*Work required:*
Report how many lines below contain the word "title". Give only the number.

*Task input:*
************

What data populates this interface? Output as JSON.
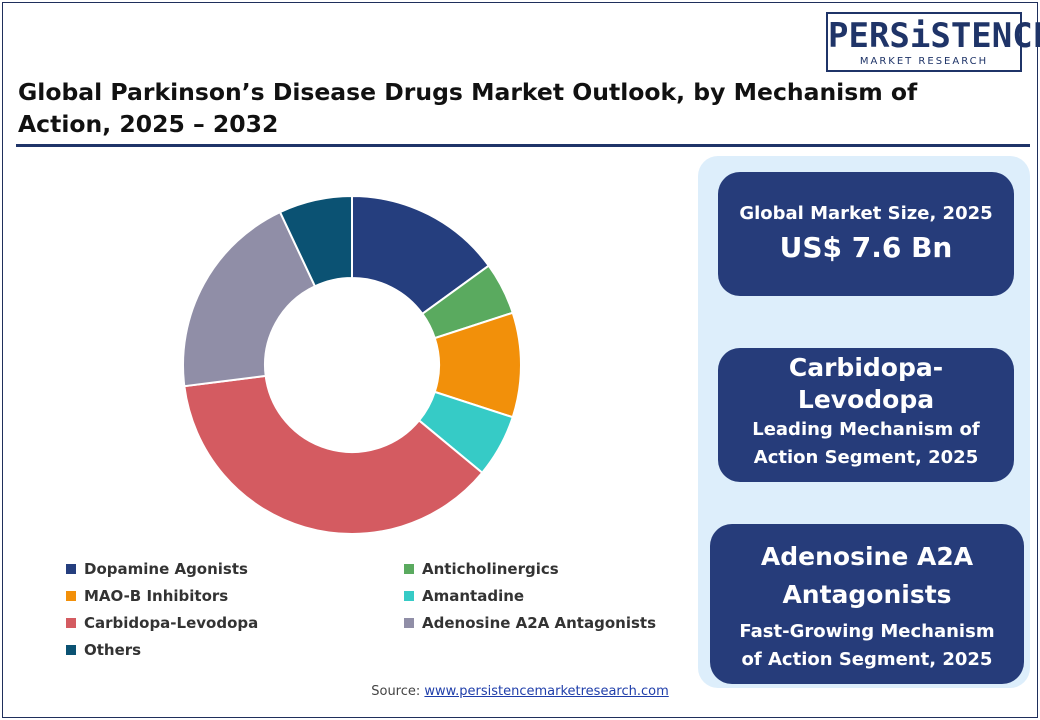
{
  "logo": {
    "main": "PERSiSTENCE",
    "sub": "MARKET RESEARCH"
  },
  "title": {
    "line1": "Global Parkinson’s Disease Drugs Market Outlook, by Mechanism of",
    "line2": "Action, 2025 – 2032"
  },
  "chart_data": {
    "type": "pie",
    "variant": "donut",
    "title": "Global Parkinson’s Disease Drugs Market Outlook, by Mechanism of Action, 2025 – 2032",
    "categories": [
      "Dopamine Agonists",
      "Anticholinergics",
      "MAO-B Inhibitors",
      "Amantadine",
      "Carbidopa-Levodopa",
      "Adenosine A2A Antagonists",
      "Others"
    ],
    "values": [
      15,
      5,
      10,
      6,
      37,
      20,
      7
    ],
    "colors": [
      "#253e7e",
      "#5aaa5f",
      "#f2900a",
      "#36cbc6",
      "#d45b61",
      "#908ea7",
      "#0b5273"
    ],
    "legend_position": "bottom"
  },
  "legend": {
    "items": [
      {
        "label": "Dopamine Agonists",
        "color": "#253e7e"
      },
      {
        "label": "Anticholinergics",
        "color": "#5aaa5f"
      },
      {
        "label": "MAO-B Inhibitors",
        "color": "#f2900a"
      },
      {
        "label": "Amantadine",
        "color": "#36cbc6"
      },
      {
        "label": "Carbidopa-Levodopa",
        "color": "#d45b61"
      },
      {
        "label": "Adenosine A2A Antagonists",
        "color": "#908ea7"
      },
      {
        "label": "Others",
        "color": "#0b5273"
      }
    ]
  },
  "cards": {
    "market_size": {
      "label": "Global Market Size, 2025",
      "value": "US$ 7.6 Bn"
    },
    "leading": {
      "head_line1": "Carbidopa-",
      "head_line2": "Levodopa",
      "sub_line1": "Leading Mechanism of",
      "sub_line2": "Action Segment, 2025"
    },
    "fastest": {
      "head_line1": "Adenosine A2A",
      "head_line2": "Antagonists",
      "sub_line1": "Fast-Growing Mechanism",
      "sub_line2": "of Action Segment, 2025"
    }
  },
  "source": {
    "prefix": "Source:",
    "link": "www.persistencemarketresearch.com"
  },
  "theme": {
    "navy": "#263c7a",
    "panel": "#ddeefb"
  }
}
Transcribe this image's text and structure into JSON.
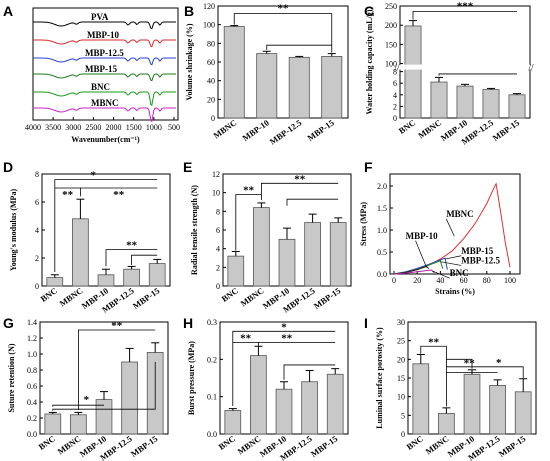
{
  "figure": {
    "panel_count": 9
  },
  "chart_data": [
    {
      "id": "A",
      "panel_label": "A",
      "type": "line",
      "xlabel": "Wavenumber(cm⁻¹)",
      "x_ticks": [
        "4000",
        "3500",
        "3000",
        "2500",
        "2000",
        "1500",
        "1000",
        "500"
      ],
      "xlim": [
        4000,
        400
      ],
      "series": [
        {
          "name": "PVA",
          "color": "#000000"
        },
        {
          "name": "MBP-10",
          "color": "#d42a2a"
        },
        {
          "name": "MBP-12.5",
          "color": "#2a3fd4"
        },
        {
          "name": "MBP-15",
          "color": "#1a7a1a"
        },
        {
          "name": "BNC",
          "color": "#1a9a1a"
        },
        {
          "name": "MBNC",
          "color": "#cc22cc"
        }
      ]
    },
    {
      "id": "B",
      "panel_label": "B",
      "type": "bar",
      "ylabel": "Volume shrinkage (%)",
      "categories": [
        "MBNC",
        "MBP-10",
        "MBP-12.5",
        "MBP-15"
      ],
      "values": [
        98,
        69,
        65,
        66
      ],
      "errors": [
        1,
        2.5,
        1,
        3
      ],
      "ylim": [
        0,
        120
      ],
      "yticks": [
        "0",
        "20",
        "40",
        "60",
        "80",
        "100",
        "120"
      ],
      "significance": [
        {
          "text": "**"
        }
      ]
    },
    {
      "id": "C",
      "panel_label": "C",
      "type": "bar",
      "ylabel": "Water holding capacity (mL/g)",
      "categories": [
        "BNC",
        "MBNC",
        "MBP-10",
        "MBP-12.5",
        "MBP-15"
      ],
      "values": [
        198,
        6.2,
        5.5,
        4.9,
        4.0
      ],
      "errors": [
        14,
        0.8,
        0.3,
        0.2,
        0.2
      ],
      "yticks": [
        "0",
        "2",
        "4",
        "6",
        "8",
        "100",
        "150",
        "200",
        "250"
      ],
      "significance": [
        {
          "text": "***"
        }
      ]
    },
    {
      "id": "D",
      "panel_label": "D",
      "type": "bar",
      "ylabel": "Young's modulus (MPa)",
      "categories": [
        "BNC",
        "MBNC",
        "MBP-10",
        "MBP-12.5",
        "MBP-15"
      ],
      "values": [
        0.6,
        4.8,
        0.8,
        1.2,
        1.6
      ],
      "errors": [
        0.2,
        1.4,
        0.4,
        0.2,
        0.3
      ],
      "ylim": [
        0,
        8
      ],
      "yticks": [
        "0",
        "2",
        "4",
        "6",
        "8"
      ],
      "significance": [
        {
          "text": "*"
        },
        {
          "text": "**"
        },
        {
          "text": "**"
        },
        {
          "text": "**"
        }
      ]
    },
    {
      "id": "E",
      "panel_label": "E",
      "type": "bar",
      "ylabel": "Radial tensile strength (N)",
      "categories": [
        "BNC",
        "MBNC",
        "MBP-10",
        "MBP-12.5",
        "MBP-15"
      ],
      "values": [
        3.2,
        8.4,
        5.0,
        6.8,
        6.8
      ],
      "errors": [
        0.5,
        0.5,
        1.2,
        0.9,
        0.5
      ],
      "ylim": [
        0,
        12
      ],
      "yticks": [
        "0",
        "2",
        "4",
        "6",
        "8",
        "10",
        "12"
      ],
      "significance": [
        {
          "text": "**"
        },
        {
          "text": "**"
        }
      ]
    },
    {
      "id": "F",
      "panel_label": "F",
      "type": "line",
      "xlabel": "Strains (%)",
      "ylabel": "Stress (MPa)",
      "xlim": [
        0,
        100
      ],
      "ylim": [
        0,
        2.0
      ],
      "x_ticks": [
        "0",
        "20",
        "40",
        "60",
        "80",
        "100"
      ],
      "y_ticks": [
        "0.0",
        "0.5",
        "1.0",
        "1.5",
        "2.0"
      ],
      "series": [
        {
          "name": "MBNC",
          "color": "#e03030",
          "x": [
            0,
            10,
            20,
            30,
            40,
            50,
            60,
            70,
            80,
            86,
            88,
            92,
            96,
            100
          ],
          "y": [
            0,
            0.03,
            0.1,
            0.2,
            0.34,
            0.52,
            0.8,
            1.15,
            1.6,
            1.95,
            2.05,
            1.4,
            0.7,
            0.15
          ]
        },
        {
          "name": "MBP-15",
          "color": "#2a3fd4",
          "x": [
            0,
            10,
            20,
            30,
            40,
            44,
            46
          ],
          "y": [
            0,
            0.05,
            0.13,
            0.22,
            0.32,
            0.36,
            0.1
          ]
        },
        {
          "name": "MBP-12.5",
          "color": "#1a8a1a",
          "x": [
            0,
            10,
            20,
            30,
            38,
            40,
            42
          ],
          "y": [
            0,
            0.04,
            0.11,
            0.2,
            0.28,
            0.3,
            0.12
          ]
        },
        {
          "name": "MBP-10",
          "color": "#222222",
          "x": [
            0,
            10,
            20,
            28,
            30
          ],
          "y": [
            0,
            0.04,
            0.1,
            0.17,
            0.12
          ]
        },
        {
          "name": "BNC",
          "color": "#aa22aa",
          "x": [
            0,
            10,
            20,
            32,
            35
          ],
          "y": [
            0,
            0.02,
            0.05,
            0.09,
            0.03
          ]
        }
      ]
    },
    {
      "id": "G",
      "panel_label": "G",
      "type": "bar",
      "ylabel": "Suture retention (N)",
      "categories": [
        "BNC",
        "MBNC",
        "MBP-10",
        "MBP-12.5",
        "MBP-15"
      ],
      "values": [
        0.25,
        0.24,
        0.43,
        0.9,
        1.02
      ],
      "errors": [
        0.02,
        0.03,
        0.1,
        0.17,
        0.12
      ],
      "ylim": [
        0,
        1.4
      ],
      "yticks": [
        "0.0",
        "0.2",
        "0.4",
        "0.6",
        "0.8",
        "1.0",
        "1.2",
        "1.4"
      ],
      "significance": [
        {
          "text": "**"
        },
        {
          "text": "*"
        }
      ]
    },
    {
      "id": "H",
      "panel_label": "H",
      "type": "bar",
      "ylabel": "Burst pressure (MPa)",
      "categories": [
        "BNC",
        "MBNC",
        "MBP-10",
        "MBP-12.5",
        "MBP-15"
      ],
      "values": [
        0.063,
        0.21,
        0.12,
        0.14,
        0.16
      ],
      "errors": [
        0.005,
        0.025,
        0.02,
        0.03,
        0.015
      ],
      "ylim": [
        0,
        0.3
      ],
      "yticks": [
        "0.0",
        "0.1",
        "0.2",
        "0.3"
      ],
      "significance": [
        {
          "text": "*"
        },
        {
          "text": "**"
        },
        {
          "text": "**"
        }
      ]
    },
    {
      "id": "I",
      "panel_label": "I",
      "type": "bar",
      "ylabel": "Luminal surface porosity (%)",
      "categories": [
        "BNC",
        "MBNC",
        "MBP-10",
        "MBP-12.5",
        "MBP-15"
      ],
      "values": [
        18.8,
        5.5,
        16.0,
        13.0,
        11.3
      ],
      "errors": [
        2.5,
        1.5,
        1.2,
        1.5,
        3.5
      ],
      "ylim": [
        0,
        30
      ],
      "yticks": [
        "0",
        "5",
        "10",
        "15",
        "20",
        "25",
        "30"
      ],
      "significance": [
        {
          "text": "**"
        },
        {
          "text": "**"
        },
        {
          "text": "*"
        }
      ]
    }
  ]
}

************

*Solution to the problem:*
2